- **WHAT IS ASKED**: Extract every line below that contains the word "xlabel".

- **INFORMATION SUPPLIED**:

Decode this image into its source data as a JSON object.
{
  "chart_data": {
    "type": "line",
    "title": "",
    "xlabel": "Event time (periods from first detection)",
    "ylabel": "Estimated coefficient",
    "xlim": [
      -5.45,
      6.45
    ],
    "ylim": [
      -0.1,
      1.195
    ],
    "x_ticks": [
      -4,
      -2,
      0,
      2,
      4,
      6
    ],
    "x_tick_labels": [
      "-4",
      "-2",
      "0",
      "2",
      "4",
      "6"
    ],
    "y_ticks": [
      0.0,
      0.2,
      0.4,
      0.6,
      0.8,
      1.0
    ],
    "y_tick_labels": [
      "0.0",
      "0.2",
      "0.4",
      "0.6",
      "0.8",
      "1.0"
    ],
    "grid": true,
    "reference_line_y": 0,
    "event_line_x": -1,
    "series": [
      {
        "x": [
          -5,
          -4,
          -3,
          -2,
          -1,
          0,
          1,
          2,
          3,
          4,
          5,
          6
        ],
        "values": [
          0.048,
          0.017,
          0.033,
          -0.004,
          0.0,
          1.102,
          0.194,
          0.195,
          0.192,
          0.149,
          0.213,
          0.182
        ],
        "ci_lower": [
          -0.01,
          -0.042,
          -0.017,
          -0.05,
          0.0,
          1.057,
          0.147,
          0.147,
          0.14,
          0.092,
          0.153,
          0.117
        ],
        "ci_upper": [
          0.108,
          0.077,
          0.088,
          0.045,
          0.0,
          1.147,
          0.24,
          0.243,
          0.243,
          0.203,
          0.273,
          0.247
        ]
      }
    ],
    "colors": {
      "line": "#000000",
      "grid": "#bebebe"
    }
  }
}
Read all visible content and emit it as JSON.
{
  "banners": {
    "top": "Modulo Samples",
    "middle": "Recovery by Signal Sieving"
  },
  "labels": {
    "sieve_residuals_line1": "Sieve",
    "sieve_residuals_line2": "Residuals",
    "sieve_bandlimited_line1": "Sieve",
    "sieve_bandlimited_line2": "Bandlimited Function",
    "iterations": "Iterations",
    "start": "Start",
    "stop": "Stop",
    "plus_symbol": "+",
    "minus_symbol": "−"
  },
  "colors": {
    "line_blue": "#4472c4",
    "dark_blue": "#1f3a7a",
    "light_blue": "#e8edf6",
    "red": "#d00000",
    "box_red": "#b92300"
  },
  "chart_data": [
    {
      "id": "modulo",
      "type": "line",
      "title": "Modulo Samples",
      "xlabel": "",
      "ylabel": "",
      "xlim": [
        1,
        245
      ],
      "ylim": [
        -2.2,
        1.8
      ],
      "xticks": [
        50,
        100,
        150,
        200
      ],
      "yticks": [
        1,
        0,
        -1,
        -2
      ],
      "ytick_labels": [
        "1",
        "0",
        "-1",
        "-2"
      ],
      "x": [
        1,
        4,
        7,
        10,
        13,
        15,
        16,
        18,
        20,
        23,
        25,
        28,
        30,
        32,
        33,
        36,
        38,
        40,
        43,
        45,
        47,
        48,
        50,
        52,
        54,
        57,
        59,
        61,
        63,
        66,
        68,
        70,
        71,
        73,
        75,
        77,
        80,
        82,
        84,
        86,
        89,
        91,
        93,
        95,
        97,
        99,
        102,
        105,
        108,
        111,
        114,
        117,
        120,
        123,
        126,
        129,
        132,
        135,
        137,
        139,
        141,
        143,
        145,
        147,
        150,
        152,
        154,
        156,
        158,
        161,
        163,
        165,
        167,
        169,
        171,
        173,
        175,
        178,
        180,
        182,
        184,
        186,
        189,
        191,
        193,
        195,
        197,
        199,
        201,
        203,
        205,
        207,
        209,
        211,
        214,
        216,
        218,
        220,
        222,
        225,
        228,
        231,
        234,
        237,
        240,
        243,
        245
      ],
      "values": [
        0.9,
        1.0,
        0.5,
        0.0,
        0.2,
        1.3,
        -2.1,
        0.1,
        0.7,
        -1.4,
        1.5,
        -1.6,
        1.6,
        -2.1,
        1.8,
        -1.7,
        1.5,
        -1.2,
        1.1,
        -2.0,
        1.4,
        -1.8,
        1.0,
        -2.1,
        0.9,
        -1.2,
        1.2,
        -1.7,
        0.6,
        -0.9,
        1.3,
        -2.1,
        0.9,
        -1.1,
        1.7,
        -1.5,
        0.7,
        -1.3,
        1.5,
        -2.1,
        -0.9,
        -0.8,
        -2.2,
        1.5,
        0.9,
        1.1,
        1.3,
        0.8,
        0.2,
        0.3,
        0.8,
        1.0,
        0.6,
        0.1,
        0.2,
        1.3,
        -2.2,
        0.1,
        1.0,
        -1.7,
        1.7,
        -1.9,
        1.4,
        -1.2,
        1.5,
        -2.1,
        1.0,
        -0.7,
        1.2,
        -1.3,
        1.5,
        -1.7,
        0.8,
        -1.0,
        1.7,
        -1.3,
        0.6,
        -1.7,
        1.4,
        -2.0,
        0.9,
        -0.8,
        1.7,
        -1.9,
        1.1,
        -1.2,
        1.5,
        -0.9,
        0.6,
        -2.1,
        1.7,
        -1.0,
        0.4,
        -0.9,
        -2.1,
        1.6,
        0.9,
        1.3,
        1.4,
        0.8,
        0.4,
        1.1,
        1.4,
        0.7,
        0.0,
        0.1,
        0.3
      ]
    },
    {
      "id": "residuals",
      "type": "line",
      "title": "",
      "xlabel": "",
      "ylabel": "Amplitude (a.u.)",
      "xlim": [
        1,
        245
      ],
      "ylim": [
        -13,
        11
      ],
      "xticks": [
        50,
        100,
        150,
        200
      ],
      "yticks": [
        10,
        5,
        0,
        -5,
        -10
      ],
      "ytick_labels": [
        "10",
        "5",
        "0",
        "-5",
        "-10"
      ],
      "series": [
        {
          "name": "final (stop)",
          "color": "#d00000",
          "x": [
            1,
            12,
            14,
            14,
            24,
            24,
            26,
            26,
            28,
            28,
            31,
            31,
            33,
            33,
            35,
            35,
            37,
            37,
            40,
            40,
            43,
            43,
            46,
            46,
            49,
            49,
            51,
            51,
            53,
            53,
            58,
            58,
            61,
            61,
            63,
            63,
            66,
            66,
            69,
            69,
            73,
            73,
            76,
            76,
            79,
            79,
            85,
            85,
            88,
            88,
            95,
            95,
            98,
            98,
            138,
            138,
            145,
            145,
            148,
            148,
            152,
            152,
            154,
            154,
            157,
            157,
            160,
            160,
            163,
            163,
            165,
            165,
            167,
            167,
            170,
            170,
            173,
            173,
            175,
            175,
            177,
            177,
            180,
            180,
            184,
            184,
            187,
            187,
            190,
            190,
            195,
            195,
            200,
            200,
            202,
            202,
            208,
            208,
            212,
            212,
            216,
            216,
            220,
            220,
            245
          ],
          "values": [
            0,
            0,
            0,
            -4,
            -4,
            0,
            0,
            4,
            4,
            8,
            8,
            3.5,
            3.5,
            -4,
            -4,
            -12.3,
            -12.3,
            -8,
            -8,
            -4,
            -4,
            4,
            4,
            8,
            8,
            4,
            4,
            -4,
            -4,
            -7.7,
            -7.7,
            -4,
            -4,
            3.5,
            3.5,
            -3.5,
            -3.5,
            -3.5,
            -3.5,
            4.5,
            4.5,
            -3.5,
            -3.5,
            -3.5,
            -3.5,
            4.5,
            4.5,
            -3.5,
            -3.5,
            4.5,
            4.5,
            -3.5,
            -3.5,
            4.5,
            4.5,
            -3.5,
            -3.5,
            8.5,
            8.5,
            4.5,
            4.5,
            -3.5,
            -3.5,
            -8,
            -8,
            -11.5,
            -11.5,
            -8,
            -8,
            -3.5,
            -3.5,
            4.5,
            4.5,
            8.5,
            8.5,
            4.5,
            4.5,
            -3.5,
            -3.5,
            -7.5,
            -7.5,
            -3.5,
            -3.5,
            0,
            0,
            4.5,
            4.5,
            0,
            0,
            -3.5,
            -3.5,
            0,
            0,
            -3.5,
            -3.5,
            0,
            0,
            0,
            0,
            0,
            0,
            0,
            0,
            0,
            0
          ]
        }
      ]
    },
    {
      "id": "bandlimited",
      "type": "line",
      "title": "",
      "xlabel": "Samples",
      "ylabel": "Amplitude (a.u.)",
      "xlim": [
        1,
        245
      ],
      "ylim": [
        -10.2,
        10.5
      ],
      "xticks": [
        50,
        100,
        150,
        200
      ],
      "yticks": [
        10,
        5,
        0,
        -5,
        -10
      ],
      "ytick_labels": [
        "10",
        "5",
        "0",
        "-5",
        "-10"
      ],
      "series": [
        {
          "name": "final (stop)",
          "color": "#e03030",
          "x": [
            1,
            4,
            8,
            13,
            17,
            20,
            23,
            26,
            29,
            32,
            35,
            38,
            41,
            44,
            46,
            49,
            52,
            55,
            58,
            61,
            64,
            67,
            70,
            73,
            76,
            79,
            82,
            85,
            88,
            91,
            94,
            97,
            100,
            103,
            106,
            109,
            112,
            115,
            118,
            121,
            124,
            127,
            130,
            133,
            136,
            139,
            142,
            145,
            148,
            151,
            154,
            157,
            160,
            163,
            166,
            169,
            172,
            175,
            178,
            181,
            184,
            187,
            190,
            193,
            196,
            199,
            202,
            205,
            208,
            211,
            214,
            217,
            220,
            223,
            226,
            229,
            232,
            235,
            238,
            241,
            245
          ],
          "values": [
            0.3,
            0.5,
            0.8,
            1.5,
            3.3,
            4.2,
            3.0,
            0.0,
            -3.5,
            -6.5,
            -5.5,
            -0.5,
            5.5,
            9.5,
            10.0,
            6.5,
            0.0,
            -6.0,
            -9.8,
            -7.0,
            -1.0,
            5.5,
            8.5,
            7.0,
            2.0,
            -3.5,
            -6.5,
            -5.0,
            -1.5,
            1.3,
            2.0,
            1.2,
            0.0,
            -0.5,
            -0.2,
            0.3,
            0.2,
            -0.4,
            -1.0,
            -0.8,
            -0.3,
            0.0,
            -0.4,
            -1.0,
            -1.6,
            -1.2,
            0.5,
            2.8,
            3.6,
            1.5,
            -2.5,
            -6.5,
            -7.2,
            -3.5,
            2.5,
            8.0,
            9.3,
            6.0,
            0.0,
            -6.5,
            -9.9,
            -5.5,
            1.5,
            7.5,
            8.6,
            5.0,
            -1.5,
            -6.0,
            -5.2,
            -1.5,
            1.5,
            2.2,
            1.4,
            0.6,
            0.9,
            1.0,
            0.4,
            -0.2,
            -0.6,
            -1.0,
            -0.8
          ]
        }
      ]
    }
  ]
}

- **SOLVED EXERCISE**:
    "xlabel": "Event time (periods from first detection)",
      "xlabel": "",
      "xlabel": "",
      "xlabel": "Samples",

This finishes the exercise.